Quellauszug:
——
# Elementare Frage: Was für Kugelschreiber bevorzugt ihr?



## Markus (7 Juli 2007)

Nein! Ich habe wirklich nicht zu wenig arbeit - im Gegenteil...  


Also wie in fast allen Büros fehlen auch bei uns ständig die Kugelschreiber...

Kein Problem - dachtne wir, dann werden eben welche bestellt und zwar standesgemäss gleich mit dem Firmenaufdruck...

So einfach ist das aber nicht.

Also ich für meinen Teil bevorzuge Dicke Kugelschreiber - möglicherweise liegen die mir besser in der Hand weil es meine Hände gewohnt sind...  

Mein Kollege Hingegen will schlanke edle Metallkugelschreiber.
Ich finde die dinger hässlich und unhandlich.


Für mich ist ein Kugelschreiber ein Nutzobjekt das ich ständig in irgendwelche Taschen stecke, irgendwohin mitnehme, irgendwo verliere,...

Das muss nicht "edel" sein, und schon garnicht in irgendeiner schwulen Geschenkbox verpackt sein...


Also das Thema "edel" werte ich keinesfalls.

Stabilität haben etwas teuere Kunstoffkugelschreiber auch.

Einzige Frage über die man sich wirklich streiten kann ist die Form.

Also was bevorzugt ihr?
schlank oder dick?


----------



## Lipperlandstern (7 Juli 2007)

*lach .... Probleme hast Du ...

Also ich hab am liebsten die Kulis von Euroeddy..... 4 Stück für nen Euro. liegen gut in der Hand, schreiben super, laufen (bisher) nicht aus...

den dünnen Metalkulis kann ich auch nix abgewinnen.... sehen toll und reichen vielleicht für den Unterschrift.... aber lange Texte will ich damit nicht schreiben....


----------



## Unimog-HeizeR (7 Juli 2007)
——
Aufgaben:
1. Nenne alle Benutzernamen, die in der Kugelschreiber-Diskussion als Verfasser eines Beitrags erscheinen.
2. Beantworte diese Fragen zur Kugelschreiber-Diskussion:
(a) Welche Kugelschreiber bevorzugt Markus?
(b) Welche Kugelschreiber will sein Kollege?
(c) Wie viele Kulis von Euroeddy bekommt man laut Lipperlandstern für einen Euro?
3. Nimm die Kugelschreiber-Diskussion nach ihrer letzten Zeile wieder auf und schreibe sie weiter.
Die Einträge werden hierfür nicht gebraucht.

[Auflistungen von Elementen und Rahmen]
——
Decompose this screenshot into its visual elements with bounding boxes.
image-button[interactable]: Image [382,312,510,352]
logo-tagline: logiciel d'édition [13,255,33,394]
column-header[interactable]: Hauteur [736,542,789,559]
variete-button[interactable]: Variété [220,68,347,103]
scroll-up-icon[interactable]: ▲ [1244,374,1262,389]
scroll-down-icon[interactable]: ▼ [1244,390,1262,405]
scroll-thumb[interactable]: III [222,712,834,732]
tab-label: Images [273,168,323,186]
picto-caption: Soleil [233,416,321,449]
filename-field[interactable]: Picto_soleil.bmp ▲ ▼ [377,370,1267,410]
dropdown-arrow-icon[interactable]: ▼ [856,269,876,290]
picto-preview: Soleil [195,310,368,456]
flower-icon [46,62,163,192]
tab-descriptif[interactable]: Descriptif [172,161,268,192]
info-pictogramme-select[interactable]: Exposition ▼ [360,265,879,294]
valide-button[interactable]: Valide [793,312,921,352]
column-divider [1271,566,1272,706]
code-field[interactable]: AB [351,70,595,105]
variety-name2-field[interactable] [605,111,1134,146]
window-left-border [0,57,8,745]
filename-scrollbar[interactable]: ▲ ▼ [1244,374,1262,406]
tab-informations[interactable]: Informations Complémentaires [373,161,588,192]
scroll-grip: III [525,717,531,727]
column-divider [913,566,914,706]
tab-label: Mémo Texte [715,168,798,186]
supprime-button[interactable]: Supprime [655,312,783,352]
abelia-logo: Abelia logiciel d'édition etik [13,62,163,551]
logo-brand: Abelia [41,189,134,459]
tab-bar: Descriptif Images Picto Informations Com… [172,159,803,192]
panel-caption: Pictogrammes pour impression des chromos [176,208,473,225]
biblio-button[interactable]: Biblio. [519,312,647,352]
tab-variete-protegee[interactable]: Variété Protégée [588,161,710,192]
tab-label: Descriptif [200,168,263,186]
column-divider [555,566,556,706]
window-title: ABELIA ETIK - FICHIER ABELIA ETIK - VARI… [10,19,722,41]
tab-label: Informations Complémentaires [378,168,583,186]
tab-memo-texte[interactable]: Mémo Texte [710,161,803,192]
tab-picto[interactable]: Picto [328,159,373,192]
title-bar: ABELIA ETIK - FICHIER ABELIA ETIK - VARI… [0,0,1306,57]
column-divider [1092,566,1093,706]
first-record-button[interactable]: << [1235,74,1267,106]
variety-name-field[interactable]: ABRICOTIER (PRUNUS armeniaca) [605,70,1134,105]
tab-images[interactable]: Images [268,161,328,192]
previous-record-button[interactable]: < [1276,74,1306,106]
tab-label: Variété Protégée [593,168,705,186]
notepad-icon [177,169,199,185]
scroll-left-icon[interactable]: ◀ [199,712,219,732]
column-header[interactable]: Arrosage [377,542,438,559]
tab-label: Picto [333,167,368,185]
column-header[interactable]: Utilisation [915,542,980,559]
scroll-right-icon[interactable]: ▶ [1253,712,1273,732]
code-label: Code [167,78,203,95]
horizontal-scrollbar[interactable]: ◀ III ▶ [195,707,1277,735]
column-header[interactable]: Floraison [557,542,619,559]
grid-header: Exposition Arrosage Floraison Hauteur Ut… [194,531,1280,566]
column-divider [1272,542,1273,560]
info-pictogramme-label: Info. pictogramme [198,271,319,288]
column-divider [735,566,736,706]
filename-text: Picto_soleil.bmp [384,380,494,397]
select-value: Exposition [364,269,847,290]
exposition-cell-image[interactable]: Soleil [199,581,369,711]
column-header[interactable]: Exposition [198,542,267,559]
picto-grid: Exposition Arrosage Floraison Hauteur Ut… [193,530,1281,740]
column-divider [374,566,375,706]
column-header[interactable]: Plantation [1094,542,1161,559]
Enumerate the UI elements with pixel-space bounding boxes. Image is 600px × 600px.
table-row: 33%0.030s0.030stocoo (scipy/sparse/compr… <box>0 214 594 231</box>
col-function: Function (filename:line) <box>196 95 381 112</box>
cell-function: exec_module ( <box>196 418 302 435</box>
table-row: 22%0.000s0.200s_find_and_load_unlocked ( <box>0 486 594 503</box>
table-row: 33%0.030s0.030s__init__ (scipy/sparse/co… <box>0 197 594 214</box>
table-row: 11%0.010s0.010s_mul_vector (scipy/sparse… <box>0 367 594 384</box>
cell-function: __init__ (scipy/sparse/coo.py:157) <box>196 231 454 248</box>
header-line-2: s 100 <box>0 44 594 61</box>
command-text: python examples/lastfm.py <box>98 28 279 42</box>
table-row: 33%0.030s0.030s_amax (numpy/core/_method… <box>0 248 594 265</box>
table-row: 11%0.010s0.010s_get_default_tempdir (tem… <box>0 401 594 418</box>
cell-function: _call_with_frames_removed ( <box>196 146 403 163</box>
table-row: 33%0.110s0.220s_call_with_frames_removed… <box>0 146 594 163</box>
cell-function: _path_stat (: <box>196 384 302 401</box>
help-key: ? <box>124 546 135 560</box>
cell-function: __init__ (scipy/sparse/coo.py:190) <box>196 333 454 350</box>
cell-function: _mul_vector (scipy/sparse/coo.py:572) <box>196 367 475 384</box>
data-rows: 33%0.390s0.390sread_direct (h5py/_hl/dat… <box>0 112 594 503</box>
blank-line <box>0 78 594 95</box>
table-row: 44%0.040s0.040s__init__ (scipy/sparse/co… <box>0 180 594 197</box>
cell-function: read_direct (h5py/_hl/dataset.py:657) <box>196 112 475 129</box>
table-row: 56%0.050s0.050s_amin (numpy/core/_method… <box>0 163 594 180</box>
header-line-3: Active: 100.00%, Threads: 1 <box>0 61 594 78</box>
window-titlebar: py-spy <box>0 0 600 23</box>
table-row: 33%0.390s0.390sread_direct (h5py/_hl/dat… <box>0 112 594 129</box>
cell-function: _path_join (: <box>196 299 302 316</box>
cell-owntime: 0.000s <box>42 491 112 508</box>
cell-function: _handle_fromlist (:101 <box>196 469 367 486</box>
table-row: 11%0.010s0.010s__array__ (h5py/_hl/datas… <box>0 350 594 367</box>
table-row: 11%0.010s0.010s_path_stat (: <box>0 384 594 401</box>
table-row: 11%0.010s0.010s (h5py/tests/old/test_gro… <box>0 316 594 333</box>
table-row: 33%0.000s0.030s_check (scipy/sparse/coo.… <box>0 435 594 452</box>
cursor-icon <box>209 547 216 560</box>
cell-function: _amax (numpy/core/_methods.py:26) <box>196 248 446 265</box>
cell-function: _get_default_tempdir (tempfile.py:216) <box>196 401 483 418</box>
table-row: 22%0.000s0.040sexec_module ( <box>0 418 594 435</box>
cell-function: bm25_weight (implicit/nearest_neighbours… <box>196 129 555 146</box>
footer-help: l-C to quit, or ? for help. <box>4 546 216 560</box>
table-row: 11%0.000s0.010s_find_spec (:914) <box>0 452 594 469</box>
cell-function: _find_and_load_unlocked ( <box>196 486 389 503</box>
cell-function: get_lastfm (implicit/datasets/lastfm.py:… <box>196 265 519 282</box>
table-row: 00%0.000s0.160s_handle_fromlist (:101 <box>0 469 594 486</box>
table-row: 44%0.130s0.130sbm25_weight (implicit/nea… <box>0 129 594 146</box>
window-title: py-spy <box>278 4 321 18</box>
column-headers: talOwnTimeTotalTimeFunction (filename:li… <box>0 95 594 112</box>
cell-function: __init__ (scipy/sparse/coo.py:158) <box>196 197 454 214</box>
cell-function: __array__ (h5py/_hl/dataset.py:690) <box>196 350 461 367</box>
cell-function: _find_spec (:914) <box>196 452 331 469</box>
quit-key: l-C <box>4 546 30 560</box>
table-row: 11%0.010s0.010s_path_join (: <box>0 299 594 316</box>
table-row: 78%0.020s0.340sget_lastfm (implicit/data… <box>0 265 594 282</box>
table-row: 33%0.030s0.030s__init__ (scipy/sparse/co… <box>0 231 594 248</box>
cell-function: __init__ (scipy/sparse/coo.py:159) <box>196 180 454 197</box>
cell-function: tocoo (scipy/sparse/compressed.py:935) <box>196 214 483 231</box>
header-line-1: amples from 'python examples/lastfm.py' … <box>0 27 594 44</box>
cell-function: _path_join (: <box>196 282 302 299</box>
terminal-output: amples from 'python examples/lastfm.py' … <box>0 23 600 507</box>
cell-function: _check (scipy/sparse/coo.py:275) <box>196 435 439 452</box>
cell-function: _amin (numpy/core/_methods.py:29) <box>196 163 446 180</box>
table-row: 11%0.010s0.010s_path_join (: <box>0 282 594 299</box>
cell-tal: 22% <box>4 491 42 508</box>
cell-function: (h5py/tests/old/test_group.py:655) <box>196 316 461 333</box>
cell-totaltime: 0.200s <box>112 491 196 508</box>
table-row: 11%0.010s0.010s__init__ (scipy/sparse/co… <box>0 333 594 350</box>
——
Lösungen:
1. Markus, Lipperlandstern, Unimog-HeizeR

2.
(a) Dicke Kugelschreiber.
(b) Schlanke, edle Metallkugelschreiber.
(c) 4 Stück.

3.
Hallo Zusammen!

Lang, dünn. 
Bevorzugt:
Diplomat Spacetec.
Schreibt unter wasser, über kopf, auf glas, auf fett... 
Bei den Preisen allerdings nicht als werbegeschenk zu empfehlen.
(ca. 20 Euro):???: 

Gruß
Timo


----------



## Gerhard Bäurle (7 Juli 2007)

Hallo,

in der Firma und für die Werbung haben wir *Prodir DS3* mit 
schwarzer Großraummine und sind zufrieden damit.

Persönlich gefällt mir auch der dreieckige und rutschfeste 
GRIP 2011 von *Faber Castell* sehr gut.

Viele Grüße

Gerhard Bäurle


----------



## Markus (7 Juli 2007)

also die (einschliesslich denen von deltalogic) sind mir alle zu dünn.

Ich bekomme davon Schmerzen oberhalb von Daumen und Zeigefinger wenn ich mit solch einem dünnen Stift länger schreibe.

Für eine Unterschrifft mag das OK sein, aber als Arbeitsgerät sind meiner meinung nach dünne Schäfte untauglich.


----------



## Markus (7 Juli 2007)

die hier gefallen mir sehr gut:

http://www.schneider.de/schneider/c...3b6f6436f6f19a03a8f4543c4&vonSuche=11&seite=0

(natürlich nur die forum und nicht das schwule clownbunt)

bin ich mit der ansicht alleine auf der welt?


----------



## zotos (7 Juli 2007)

Markus schrieb:


> ...
> bin ich mit der ansicht alleine auf der welt?




Wahrscheinlich nicht alleine sonst gäb es die dicken Kugelschreiber ja nicht. Ich persönlich mag die "normalen" wie die von Deltalogic am liebsten. Zu dünne finde ich auch eher lästig die zu dicken wie das Beispiel von Markus erinnern mich an Grundschulen und Kindergärten (Sorry).

PS: Die für eine Zusendung eines Werbekugelschreibers benötigte Anschrift kann man via PN erfragen ;o)


----------



## trinitaucher (7 Juli 2007)

Ich mag gar keine Kugelschreiber, ich bevorzuge Tintenschreiber alla "Fineliner". Ich hasse es immer, wenn der Kuli mal schmiert oder nicht so richtig "rollt" :-D

Dickemäßig bevorzuge ich die dünnen


----------



## trinitaucher (7 Juli 2007)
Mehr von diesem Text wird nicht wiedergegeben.